§ Supplied records:
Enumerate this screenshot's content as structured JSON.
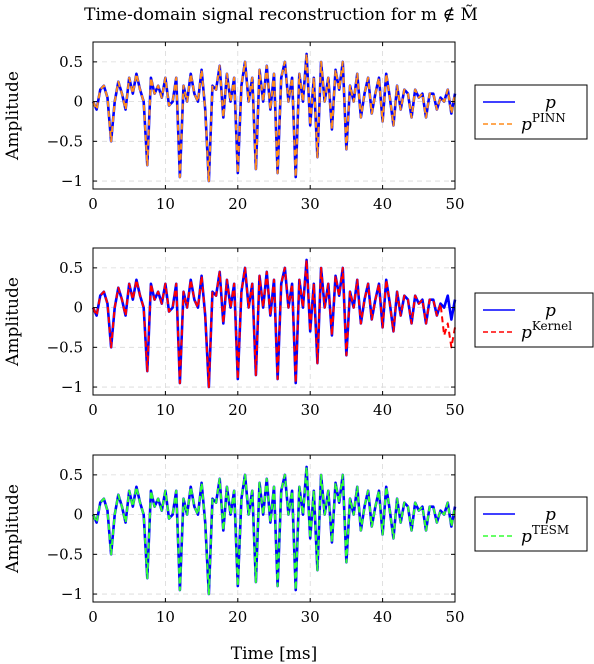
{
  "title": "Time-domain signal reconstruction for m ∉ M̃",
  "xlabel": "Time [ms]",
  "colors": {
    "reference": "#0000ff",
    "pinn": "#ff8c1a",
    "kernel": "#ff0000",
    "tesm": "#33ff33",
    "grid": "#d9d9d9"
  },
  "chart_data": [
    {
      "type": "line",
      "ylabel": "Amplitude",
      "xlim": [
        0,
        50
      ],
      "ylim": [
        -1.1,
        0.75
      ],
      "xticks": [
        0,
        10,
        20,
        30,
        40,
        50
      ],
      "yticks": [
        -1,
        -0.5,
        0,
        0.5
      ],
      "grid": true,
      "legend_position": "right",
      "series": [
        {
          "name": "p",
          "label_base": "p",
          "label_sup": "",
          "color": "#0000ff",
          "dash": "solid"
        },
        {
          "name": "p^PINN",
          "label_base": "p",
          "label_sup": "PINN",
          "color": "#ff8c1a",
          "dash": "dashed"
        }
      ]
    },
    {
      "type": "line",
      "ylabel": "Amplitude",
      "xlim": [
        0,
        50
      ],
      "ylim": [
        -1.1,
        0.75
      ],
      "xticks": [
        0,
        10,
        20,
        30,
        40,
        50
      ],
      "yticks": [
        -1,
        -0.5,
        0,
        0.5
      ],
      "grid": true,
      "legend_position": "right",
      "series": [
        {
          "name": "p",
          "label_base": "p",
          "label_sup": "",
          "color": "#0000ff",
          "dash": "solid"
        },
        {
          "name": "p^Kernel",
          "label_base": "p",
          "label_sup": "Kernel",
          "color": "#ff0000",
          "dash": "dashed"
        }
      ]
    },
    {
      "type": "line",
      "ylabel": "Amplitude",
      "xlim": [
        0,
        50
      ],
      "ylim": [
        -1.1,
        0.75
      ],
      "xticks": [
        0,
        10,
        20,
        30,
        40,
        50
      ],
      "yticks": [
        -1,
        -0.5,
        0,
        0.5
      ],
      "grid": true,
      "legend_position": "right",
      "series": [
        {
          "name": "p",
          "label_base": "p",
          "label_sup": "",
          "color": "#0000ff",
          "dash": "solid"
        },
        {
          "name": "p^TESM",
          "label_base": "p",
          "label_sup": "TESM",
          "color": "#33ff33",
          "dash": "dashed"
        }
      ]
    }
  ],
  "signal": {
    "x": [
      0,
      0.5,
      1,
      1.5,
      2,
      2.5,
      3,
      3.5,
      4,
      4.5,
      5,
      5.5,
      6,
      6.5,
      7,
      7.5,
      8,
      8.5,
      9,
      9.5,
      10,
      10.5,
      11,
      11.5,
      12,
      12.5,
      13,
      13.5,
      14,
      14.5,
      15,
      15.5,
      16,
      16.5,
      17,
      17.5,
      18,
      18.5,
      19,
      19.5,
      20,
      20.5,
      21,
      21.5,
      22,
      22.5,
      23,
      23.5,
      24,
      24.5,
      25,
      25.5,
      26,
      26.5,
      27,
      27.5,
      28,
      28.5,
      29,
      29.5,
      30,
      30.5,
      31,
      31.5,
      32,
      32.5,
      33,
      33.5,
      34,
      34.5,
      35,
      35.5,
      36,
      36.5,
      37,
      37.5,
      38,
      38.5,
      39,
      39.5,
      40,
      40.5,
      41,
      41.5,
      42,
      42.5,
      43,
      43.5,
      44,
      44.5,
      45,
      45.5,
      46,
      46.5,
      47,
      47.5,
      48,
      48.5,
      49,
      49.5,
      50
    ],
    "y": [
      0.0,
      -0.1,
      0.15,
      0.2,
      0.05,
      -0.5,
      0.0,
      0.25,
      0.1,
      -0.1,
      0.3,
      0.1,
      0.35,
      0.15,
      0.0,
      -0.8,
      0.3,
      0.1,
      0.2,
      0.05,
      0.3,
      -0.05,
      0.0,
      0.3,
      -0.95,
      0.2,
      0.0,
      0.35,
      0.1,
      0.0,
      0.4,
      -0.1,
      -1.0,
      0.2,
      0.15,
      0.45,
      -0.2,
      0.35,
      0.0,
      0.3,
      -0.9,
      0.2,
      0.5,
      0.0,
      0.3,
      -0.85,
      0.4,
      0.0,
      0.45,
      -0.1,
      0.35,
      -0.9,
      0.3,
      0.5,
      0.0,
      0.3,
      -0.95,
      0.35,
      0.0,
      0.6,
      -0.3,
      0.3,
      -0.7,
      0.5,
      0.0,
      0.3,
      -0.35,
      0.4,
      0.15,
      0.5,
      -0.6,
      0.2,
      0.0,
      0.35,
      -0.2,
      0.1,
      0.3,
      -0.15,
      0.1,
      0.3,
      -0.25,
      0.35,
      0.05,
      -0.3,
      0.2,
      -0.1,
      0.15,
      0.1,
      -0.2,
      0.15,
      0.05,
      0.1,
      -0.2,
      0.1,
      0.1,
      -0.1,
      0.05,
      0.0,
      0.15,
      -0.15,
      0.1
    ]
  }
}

§ What you have to do: Transcribe all the records above word for word, without their images.

§ The completed task:
Enumerate this screenshot's content as structured JSON.
{
  "title": "Time-domain signal reconstruction for m ∉ M̃",
  "xlabel": "Time [ms]",
  "colors": {
    "reference": "#0000ff",
    "pinn": "#ff8c1a",
    "kernel": "#ff0000",
    "tesm": "#33ff33",
    "grid": "#d9d9d9"
  },
  "chart_data": [
    {
      "type": "line",
      "ylabel": "Amplitude",
      "xlim": [
        0,
        50
      ],
      "ylim": [
        -1.1,
        0.75
      ],
      "xticks": [
        0,
        10,
        20,
        30,
        40,
        50
      ],
      "yticks": [
        -1,
        -0.5,
        0,
        0.5
      ],
      "grid": true,
      "legend_position": "right",
      "series": [
        {
          "name": "p",
          "label_base": "p",
          "label_sup": "",
          "color": "#0000ff",
          "dash": "solid"
        },
        {
          "name": "p^PINN",
          "label_base": "p",
          "label_sup": "PINN",
          "color": "#ff8c1a",
          "dash": "dashed"
        }
      ]
    },
    {
      "type": "line",
      "ylabel": "Amplitude",
      "xlim": [
        0,
        50
      ],
      "ylim": [
        -1.1,
        0.75
      ],
      "xticks": [
        0,
        10,
        20,
        30,
        40,
        50
      ],
      "yticks": [
        -1,
        -0.5,
        0,
        0.5
      ],
      "grid": true,
      "legend_position": "right",
      "series": [
        {
          "name": "p",
          "label_base": "p",
          "label_sup": "",
          "color": "#0000ff",
          "dash": "solid"
        },
        {
          "name": "p^Kernel",
          "label_base": "p",
          "label_sup": "Kernel",
          "color": "#ff0000",
          "dash": "dashed"
        }
      ]
    },
    {
      "type": "line",
      "ylabel": "Amplitude",
      "xlim": [
        0,
        50
      ],
      "ylim": [
        -1.1,
        0.75
      ],
      "xticks": [
        0,
        10,
        20,
        30,
        40,
        50
      ],
      "yticks": [
        -1,
        -0.5,
        0,
        0.5
      ],
      "grid": true,
      "legend_position": "right",
      "series": [
        {
          "name": "p",
          "label_base": "p",
          "label_sup": "",
          "color": "#0000ff",
          "dash": "solid"
        },
        {
          "name": "p^TESM",
          "label_base": "p",
          "label_sup": "TESM",
          "color": "#33ff33",
          "dash": "dashed"
        }
      ]
    }
  ],
  "signal": {
    "x": [
      0,
      0.5,
      1,
      1.5,
      2,
      2.5,
      3,
      3.5,
      4,
      4.5,
      5,
      5.5,
      6,
      6.5,
      7,
      7.5,
      8,
      8.5,
      9,
      9.5,
      10,
      10.5,
      11,
      11.5,
      12,
      12.5,
      13,
      13.5,
      14,
      14.5,
      15,
      15.5,
      16,
      16.5,
      17,
      17.5,
      18,
      18.5,
      19,
      19.5,
      20,
      20.5,
      21,
      21.5,
      22,
      22.5,
      23,
      23.5,
      24,
      24.5,
      25,
      25.5,
      26,
      26.5,
      27,
      27.5,
      28,
      28.5,
      29,
      29.5,
      30,
      30.5,
      31,
      31.5,
      32,
      32.5,
      33,
      33.5,
      34,
      34.5,
      35,
      35.5,
      36,
      36.5,
      37,
      37.5,
      38,
      38.5,
      39,
      39.5,
      40,
      40.5,
      41,
      41.5,
      42,
      42.5,
      43,
      43.5,
      44,
      44.5,
      45,
      45.5,
      46,
      46.5,
      47,
      47.5,
      48,
      48.5,
      49,
      49.5,
      50
    ],
    "y": [
      0.0,
      -0.1,
      0.15,
      0.2,
      0.05,
      -0.5,
      0.0,
      0.25,
      0.1,
      -0.1,
      0.3,
      0.1,
      0.35,
      0.15,
      0.0,
      -0.8,
      0.3,
      0.1,
      0.2,
      0.05,
      0.3,
      -0.05,
      0.0,
      0.3,
      -0.95,
      0.2,
      0.0,
      0.35,
      0.1,
      0.0,
      0.4,
      -0.1,
      -1.0,
      0.2,
      0.15,
      0.45,
      -0.2,
      0.35,
      0.0,
      0.3,
      -0.9,
      0.2,
      0.5,
      0.0,
      0.3,
      -0.85,
      0.4,
      0.0,
      0.45,
      -0.1,
      0.35,
      -0.9,
      0.3,
      0.5,
      0.0,
      0.3,
      -0.95,
      0.35,
      0.0,
      0.6,
      -0.3,
      0.3,
      -0.7,
      0.5,
      0.0,
      0.3,
      -0.35,
      0.4,
      0.15,
      0.5,
      -0.6,
      0.2,
      0.0,
      0.35,
      -0.2,
      0.1,
      0.3,
      -0.15,
      0.1,
      0.3,
      -0.25,
      0.35,
      0.05,
      -0.3,
      0.2,
      -0.1,
      0.15,
      0.1,
      -0.2,
      0.15,
      0.05,
      0.1,
      -0.2,
      0.1,
      0.1,
      -0.1,
      0.05,
      0.0,
      0.15,
      -0.15,
      0.1
    ]
  }
}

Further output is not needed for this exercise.